▶ Set problem: Can you find the lines of the listing that include "this" and copy every one?

--

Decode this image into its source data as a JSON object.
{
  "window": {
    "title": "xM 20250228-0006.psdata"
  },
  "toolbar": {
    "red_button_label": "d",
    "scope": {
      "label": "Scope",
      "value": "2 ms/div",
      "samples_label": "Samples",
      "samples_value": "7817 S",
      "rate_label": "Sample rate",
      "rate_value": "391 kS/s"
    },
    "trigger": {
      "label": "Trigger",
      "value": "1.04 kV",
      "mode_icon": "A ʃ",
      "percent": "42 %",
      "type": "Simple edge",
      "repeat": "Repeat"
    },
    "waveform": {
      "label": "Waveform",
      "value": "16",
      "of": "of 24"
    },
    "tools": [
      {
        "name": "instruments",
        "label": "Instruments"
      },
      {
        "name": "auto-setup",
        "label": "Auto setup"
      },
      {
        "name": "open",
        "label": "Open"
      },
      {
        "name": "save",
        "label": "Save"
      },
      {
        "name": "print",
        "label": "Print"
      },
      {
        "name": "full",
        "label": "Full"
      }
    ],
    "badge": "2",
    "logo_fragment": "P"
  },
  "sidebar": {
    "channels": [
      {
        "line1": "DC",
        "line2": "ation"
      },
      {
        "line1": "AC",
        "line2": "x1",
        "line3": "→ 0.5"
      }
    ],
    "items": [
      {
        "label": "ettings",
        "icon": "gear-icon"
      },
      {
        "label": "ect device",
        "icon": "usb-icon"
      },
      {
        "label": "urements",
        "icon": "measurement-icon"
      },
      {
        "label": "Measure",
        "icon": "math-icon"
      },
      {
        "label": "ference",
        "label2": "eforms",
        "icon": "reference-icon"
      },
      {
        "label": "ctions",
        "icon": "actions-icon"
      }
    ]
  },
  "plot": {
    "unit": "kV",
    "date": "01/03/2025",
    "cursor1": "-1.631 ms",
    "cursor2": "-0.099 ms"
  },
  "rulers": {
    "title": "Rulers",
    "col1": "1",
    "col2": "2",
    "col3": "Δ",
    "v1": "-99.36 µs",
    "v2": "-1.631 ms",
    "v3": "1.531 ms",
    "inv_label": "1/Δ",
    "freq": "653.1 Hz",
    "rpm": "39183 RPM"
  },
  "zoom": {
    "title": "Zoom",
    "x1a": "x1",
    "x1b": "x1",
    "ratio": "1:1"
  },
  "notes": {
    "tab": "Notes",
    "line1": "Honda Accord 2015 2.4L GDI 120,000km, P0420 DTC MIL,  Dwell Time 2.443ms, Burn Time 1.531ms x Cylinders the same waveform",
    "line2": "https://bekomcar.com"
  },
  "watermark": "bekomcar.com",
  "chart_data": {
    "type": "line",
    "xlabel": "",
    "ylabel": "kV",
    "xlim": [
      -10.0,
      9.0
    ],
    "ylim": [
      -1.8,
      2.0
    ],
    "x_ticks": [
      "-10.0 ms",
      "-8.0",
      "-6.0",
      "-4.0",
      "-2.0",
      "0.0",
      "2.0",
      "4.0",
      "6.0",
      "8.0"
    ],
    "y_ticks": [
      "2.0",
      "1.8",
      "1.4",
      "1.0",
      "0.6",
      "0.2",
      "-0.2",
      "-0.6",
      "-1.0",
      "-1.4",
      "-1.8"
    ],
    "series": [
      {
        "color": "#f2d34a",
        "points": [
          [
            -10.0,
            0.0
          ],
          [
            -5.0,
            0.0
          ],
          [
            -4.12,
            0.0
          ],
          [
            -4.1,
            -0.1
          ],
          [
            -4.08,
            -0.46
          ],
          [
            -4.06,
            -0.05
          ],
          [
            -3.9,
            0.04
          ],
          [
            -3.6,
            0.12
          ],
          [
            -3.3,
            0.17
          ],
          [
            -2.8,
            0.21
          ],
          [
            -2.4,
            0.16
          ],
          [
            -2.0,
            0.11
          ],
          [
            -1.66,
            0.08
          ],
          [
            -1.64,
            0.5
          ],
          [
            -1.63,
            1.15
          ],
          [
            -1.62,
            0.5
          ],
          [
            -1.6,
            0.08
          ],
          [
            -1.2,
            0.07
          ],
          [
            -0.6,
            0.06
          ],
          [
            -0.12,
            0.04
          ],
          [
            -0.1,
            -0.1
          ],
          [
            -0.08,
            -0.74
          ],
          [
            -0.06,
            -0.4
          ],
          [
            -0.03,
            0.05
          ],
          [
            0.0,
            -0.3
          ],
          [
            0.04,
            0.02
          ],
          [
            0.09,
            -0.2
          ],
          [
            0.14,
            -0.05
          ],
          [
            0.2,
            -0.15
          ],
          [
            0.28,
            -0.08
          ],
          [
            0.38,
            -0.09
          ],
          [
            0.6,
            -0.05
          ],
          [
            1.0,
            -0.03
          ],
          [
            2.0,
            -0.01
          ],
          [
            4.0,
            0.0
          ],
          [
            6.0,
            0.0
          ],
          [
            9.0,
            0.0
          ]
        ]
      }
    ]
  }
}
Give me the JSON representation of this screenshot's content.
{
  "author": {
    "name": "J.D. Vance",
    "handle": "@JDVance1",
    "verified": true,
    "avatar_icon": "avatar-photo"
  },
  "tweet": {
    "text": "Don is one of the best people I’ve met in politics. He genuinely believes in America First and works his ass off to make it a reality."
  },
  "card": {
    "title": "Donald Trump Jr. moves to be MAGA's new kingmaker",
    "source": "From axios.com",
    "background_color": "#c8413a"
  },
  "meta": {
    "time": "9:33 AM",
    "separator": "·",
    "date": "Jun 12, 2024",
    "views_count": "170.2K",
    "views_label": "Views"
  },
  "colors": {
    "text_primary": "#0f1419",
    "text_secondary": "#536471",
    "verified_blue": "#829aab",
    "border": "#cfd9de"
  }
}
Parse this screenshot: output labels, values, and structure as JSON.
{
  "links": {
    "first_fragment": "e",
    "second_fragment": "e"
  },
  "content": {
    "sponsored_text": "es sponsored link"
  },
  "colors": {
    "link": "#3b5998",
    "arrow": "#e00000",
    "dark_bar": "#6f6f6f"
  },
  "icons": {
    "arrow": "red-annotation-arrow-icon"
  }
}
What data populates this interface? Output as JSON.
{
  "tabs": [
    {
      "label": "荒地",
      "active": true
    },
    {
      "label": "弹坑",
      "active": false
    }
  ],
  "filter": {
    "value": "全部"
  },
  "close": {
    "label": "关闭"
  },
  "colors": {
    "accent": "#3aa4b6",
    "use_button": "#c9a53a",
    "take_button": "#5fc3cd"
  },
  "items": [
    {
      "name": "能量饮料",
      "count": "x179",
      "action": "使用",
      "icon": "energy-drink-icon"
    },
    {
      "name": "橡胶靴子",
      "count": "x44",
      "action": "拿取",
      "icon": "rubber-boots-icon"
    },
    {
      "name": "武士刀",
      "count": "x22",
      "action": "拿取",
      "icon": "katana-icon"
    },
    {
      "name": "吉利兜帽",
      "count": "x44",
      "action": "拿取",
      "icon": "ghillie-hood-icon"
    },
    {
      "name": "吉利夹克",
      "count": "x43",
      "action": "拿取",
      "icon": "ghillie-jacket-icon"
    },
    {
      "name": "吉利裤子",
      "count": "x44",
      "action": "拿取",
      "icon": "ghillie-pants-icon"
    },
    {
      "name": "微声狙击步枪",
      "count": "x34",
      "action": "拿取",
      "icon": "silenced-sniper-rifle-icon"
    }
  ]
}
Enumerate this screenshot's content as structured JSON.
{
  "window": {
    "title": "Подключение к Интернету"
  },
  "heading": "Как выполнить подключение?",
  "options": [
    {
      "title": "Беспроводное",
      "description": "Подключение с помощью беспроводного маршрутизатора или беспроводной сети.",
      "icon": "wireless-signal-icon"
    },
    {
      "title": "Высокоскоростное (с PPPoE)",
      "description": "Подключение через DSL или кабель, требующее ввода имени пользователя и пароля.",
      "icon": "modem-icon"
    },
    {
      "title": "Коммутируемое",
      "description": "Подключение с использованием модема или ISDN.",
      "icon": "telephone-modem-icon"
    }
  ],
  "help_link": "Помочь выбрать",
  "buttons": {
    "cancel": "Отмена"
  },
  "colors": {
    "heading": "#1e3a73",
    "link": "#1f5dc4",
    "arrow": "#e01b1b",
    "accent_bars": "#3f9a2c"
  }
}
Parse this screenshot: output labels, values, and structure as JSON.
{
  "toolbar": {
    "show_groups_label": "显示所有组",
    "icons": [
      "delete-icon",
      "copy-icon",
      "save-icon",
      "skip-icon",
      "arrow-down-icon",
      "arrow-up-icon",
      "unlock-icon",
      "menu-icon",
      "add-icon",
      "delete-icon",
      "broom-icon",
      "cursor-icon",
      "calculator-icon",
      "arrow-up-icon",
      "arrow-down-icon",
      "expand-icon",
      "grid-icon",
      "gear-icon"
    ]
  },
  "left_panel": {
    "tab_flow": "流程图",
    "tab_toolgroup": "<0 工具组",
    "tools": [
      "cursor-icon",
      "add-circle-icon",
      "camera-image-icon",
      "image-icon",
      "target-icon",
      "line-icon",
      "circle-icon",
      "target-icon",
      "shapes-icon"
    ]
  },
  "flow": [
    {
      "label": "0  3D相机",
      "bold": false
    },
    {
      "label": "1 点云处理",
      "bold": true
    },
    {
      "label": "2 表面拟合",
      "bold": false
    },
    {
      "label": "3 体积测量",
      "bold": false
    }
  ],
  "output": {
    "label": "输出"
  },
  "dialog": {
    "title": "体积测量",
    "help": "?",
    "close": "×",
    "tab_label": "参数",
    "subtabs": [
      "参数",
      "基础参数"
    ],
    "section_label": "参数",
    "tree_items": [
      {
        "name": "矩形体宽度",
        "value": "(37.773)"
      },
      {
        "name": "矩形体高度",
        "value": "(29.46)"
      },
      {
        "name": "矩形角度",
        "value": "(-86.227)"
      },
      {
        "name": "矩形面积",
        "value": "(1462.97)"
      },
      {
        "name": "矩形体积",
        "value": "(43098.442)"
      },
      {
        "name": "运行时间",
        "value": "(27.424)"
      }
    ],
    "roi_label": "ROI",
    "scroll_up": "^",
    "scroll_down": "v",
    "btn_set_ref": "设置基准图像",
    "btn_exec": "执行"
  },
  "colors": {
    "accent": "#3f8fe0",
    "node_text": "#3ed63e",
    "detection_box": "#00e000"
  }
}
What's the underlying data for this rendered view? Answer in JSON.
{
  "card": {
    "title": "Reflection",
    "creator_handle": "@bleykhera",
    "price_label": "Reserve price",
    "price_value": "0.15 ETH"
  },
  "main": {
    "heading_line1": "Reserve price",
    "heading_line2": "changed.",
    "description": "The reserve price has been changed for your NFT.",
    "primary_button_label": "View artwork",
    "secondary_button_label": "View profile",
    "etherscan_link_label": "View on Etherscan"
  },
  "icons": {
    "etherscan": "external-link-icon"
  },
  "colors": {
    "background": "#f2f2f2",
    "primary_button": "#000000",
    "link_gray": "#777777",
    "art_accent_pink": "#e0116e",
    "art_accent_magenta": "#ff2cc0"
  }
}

--

▶ Exercise result:
Decode this image into its source data as a JSON object.
Give me the JSON representation of this screenshot's content.
Parse this screenshot: output labels, values, and structure as JSON.
What data populates this interface? Output as JSON.
Enumerate this screenshot's content as structured JSON.
Parse this screenshot: output labels, values, and structure as JSON.
What's the underlying data for this rendered view? Answer in JSON.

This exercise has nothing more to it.